EXTRAIT PRÉSENTÉ —
|---|

De plus en plus de clients quittent le café ou le resto sans payer

Le problème touche avant tout les cafés, que l'on peut plus facilement quitter discrètement, voire quitter en oubliant de payer.
Le problème touche avant tout les cafés, que l'on peut plus facilement quitter discrètement, voire quitter en oubliant de payer. - © Bryan Thomas - AFP

Cette dernière année, 51% des établissements horeca ont été confrontés à la grivèlerie, c'est-à-dire à des clients qui partent sans payer l'addition. C'est ce que révèle le Syndicat Neutre des Indépendants (SNI) à l'issue d'une enquête portant sur 464 établissements.

|---|

ENTRÉES FOURNIES —

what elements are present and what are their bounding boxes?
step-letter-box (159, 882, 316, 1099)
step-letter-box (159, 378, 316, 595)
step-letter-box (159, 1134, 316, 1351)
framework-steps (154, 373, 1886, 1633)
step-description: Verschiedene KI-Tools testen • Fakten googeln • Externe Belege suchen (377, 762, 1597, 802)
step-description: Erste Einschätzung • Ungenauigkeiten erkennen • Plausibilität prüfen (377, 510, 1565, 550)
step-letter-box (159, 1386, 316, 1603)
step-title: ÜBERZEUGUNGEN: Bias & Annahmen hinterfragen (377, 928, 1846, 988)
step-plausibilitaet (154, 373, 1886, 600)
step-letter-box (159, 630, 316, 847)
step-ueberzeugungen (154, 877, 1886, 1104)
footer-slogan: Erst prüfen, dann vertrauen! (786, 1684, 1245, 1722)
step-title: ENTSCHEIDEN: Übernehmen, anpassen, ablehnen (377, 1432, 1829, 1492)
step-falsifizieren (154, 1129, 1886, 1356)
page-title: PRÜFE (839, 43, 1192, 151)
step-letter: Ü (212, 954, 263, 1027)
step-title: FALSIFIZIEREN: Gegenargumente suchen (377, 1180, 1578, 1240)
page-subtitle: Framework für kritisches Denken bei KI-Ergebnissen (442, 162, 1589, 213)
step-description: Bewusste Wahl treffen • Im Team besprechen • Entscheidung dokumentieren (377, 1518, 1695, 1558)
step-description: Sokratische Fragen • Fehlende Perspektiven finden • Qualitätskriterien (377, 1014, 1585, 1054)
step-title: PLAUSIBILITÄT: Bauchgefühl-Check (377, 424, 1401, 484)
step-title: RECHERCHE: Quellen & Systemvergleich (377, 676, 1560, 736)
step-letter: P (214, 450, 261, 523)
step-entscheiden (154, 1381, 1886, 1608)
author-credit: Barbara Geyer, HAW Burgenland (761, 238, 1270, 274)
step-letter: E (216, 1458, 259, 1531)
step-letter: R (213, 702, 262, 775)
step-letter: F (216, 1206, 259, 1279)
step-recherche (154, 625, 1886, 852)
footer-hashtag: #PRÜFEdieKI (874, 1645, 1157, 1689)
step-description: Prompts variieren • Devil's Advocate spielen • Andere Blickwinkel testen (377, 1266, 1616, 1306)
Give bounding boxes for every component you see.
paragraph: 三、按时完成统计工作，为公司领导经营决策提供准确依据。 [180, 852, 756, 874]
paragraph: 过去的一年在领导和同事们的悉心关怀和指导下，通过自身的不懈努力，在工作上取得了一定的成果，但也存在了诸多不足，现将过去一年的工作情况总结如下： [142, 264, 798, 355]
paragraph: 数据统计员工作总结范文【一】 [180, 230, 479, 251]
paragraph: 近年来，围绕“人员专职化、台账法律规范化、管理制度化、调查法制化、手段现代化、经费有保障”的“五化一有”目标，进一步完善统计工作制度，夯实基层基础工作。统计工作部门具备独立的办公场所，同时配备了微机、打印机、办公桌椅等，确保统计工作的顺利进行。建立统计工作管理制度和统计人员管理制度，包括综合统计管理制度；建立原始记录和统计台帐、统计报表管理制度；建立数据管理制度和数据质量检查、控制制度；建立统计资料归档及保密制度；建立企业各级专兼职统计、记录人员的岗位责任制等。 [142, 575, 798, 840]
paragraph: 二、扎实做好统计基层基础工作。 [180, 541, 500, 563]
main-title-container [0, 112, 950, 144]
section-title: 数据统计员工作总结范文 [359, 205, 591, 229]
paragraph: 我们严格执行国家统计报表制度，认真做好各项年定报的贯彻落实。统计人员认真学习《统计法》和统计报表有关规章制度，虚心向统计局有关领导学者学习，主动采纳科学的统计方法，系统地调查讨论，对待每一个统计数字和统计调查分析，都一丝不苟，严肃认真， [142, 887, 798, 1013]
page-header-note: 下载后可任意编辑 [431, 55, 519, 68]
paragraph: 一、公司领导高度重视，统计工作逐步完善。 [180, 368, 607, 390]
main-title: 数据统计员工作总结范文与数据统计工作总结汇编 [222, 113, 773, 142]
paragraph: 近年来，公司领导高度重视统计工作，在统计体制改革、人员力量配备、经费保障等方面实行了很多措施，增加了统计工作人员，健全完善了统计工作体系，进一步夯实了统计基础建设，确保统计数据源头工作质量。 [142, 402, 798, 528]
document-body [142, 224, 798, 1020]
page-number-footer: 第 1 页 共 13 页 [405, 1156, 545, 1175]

|---|

TÂCHES À EFFECTUER —
a – Dressez la liste complète des personnes et des organisations nommées dans l'article sur la grivèlerie.
b – Recopiez le passage de l'article sur la grivèlerie situé entre « Cette dernière année, 51% » et « sur 464 établissements. », ces deux bornes comprises.
c – D'après l'article sur la grivèlerie, combien d'établissements l'enquête du SNI a-t-elle couverts ?

RÉPONSES —
a –
- Bryan Thomas
- AFP
- Syndicat Neutre des Indépendants (SNI)

b –
Cette dernière année, 51% des établissements horeca ont été confrontés à la grivèlerie, c'est-à-dire à des clients qui partent sans payer l'addition. C'est ce que révèle le Syndicat Neutre des Indépendants (SNI) à l'issue d'une enquête portant sur 464 établissements.

c – L'enquête a porté sur 464 établissements.